[What the exercise asks]: Rewrite the stretch of rows from the start through the line containing "shield-check-icon bbox=[366, 34, 390, 62]", putting "Show all" wherever "View all" appears and keeping everything else the same.

[Material provided]:
⁂

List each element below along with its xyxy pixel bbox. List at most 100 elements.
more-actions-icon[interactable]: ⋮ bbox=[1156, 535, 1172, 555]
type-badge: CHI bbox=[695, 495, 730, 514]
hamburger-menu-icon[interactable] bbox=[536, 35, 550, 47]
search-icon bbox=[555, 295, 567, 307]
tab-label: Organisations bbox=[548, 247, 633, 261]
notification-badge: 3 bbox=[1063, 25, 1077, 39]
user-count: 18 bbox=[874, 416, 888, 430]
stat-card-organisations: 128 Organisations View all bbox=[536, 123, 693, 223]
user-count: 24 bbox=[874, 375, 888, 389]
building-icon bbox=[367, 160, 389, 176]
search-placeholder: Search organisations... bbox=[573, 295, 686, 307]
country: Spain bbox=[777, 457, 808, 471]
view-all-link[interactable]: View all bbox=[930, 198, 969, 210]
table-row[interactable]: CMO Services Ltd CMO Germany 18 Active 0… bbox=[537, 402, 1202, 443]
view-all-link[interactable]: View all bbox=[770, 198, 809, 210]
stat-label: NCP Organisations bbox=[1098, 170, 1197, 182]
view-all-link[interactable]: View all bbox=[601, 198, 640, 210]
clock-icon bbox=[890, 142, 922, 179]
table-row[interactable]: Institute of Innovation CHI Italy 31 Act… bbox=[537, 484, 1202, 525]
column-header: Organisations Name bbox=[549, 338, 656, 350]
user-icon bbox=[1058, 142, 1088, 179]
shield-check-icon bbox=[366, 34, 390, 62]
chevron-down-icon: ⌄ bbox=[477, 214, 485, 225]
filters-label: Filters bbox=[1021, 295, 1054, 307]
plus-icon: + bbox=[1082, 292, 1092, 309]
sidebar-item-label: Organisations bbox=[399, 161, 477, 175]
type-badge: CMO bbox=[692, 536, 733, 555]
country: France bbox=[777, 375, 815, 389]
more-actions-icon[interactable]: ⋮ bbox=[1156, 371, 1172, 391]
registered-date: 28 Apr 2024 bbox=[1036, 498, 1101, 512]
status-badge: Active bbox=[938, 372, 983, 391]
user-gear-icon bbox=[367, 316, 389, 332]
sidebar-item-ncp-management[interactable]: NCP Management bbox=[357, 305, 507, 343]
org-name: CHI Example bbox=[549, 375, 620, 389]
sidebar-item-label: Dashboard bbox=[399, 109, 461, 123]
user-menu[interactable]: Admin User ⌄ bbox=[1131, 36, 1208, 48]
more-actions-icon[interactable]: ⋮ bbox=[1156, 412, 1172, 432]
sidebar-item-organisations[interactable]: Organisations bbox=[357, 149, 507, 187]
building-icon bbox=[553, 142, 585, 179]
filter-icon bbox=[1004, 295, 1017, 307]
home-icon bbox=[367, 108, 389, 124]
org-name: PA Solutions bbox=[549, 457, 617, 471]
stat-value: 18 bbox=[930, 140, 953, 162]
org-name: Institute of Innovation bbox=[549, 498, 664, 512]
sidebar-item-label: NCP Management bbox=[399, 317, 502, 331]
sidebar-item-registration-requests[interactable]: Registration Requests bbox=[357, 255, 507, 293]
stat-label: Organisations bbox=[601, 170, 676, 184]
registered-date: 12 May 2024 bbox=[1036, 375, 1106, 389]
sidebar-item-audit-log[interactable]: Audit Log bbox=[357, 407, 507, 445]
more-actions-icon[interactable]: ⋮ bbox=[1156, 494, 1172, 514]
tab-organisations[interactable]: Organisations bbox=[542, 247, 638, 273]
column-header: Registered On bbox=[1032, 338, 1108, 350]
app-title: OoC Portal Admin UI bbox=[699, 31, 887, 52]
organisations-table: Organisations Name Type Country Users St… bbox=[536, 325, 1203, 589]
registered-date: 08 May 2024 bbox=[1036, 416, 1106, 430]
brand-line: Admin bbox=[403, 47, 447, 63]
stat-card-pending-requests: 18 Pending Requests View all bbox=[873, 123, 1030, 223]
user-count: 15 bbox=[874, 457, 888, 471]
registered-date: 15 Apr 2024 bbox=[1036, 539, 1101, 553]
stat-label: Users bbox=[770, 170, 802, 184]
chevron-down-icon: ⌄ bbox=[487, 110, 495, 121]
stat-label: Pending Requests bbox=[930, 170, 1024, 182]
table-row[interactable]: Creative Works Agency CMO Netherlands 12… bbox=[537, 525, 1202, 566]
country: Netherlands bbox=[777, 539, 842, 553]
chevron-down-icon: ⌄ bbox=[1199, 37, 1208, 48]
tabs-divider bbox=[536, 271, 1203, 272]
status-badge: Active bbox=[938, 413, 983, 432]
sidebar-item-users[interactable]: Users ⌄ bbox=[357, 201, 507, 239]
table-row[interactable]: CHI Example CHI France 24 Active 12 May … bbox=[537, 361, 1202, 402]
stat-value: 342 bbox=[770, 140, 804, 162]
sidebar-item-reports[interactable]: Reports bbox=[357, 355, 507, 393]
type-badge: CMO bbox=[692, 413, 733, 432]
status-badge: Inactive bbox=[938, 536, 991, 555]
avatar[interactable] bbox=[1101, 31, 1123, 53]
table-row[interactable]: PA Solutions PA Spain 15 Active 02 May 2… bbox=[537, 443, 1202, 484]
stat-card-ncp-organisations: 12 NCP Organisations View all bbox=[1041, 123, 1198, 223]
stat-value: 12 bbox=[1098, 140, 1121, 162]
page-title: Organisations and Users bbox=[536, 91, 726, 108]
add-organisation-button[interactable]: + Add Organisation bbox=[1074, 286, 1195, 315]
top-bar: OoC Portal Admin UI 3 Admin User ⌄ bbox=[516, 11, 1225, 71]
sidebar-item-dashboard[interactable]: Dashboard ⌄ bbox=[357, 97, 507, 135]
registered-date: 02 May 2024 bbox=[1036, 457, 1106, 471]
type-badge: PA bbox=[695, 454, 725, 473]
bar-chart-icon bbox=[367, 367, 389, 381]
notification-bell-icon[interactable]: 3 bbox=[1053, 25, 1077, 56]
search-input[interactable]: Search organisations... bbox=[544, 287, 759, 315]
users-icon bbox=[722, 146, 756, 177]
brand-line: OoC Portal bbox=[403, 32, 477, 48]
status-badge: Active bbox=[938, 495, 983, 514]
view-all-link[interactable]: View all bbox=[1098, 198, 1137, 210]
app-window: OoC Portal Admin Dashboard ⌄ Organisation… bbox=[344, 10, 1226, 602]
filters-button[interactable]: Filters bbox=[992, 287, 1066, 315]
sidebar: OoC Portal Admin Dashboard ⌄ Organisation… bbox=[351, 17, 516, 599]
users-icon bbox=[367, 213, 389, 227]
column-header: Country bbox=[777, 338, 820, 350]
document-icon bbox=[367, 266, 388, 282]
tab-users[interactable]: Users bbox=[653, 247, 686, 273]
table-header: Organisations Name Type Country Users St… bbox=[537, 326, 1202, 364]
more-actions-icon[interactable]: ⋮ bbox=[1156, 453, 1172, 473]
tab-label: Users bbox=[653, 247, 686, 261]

⁂

[Answer for the task]:
List each element below along with its xyxy pixel bbox. List at most 100 elements.
more-actions-icon[interactable]: ⋮ bbox=[1156, 535, 1172, 555]
type-badge: CHI bbox=[695, 495, 730, 514]
hamburger-menu-icon[interactable] bbox=[536, 35, 550, 47]
search-icon bbox=[555, 295, 567, 307]
tab-label: Organisations bbox=[548, 247, 633, 261]
notification-badge: 3 bbox=[1063, 25, 1077, 39]
user-count: 18 bbox=[874, 416, 888, 430]
stat-card-organisations: 128 Organisations Show all bbox=[536, 123, 693, 223]
user-count: 24 bbox=[874, 375, 888, 389]
building-icon bbox=[367, 160, 389, 176]
search-placeholder: Search organisations... bbox=[573, 295, 686, 307]
country: Spain bbox=[777, 457, 808, 471]
view-all-link[interactable]: Show all bbox=[930, 198, 969, 210]
table-row[interactable]: CMO Services Ltd CMO Germany 18 Active 0… bbox=[537, 402, 1202, 443]
view-all-link[interactable]: Show all bbox=[770, 198, 809, 210]
stat-label: NCP Organisations bbox=[1098, 170, 1197, 182]
view-all-link[interactable]: Show all bbox=[601, 198, 640, 210]
clock-icon bbox=[890, 142, 922, 179]
table-row[interactable]: Institute of Innovation CHI Italy 31 Act… bbox=[537, 484, 1202, 525]
column-header: Organisations Name bbox=[549, 338, 656, 350]
user-icon bbox=[1058, 142, 1088, 179]
shield-check-icon bbox=[366, 34, 390, 62]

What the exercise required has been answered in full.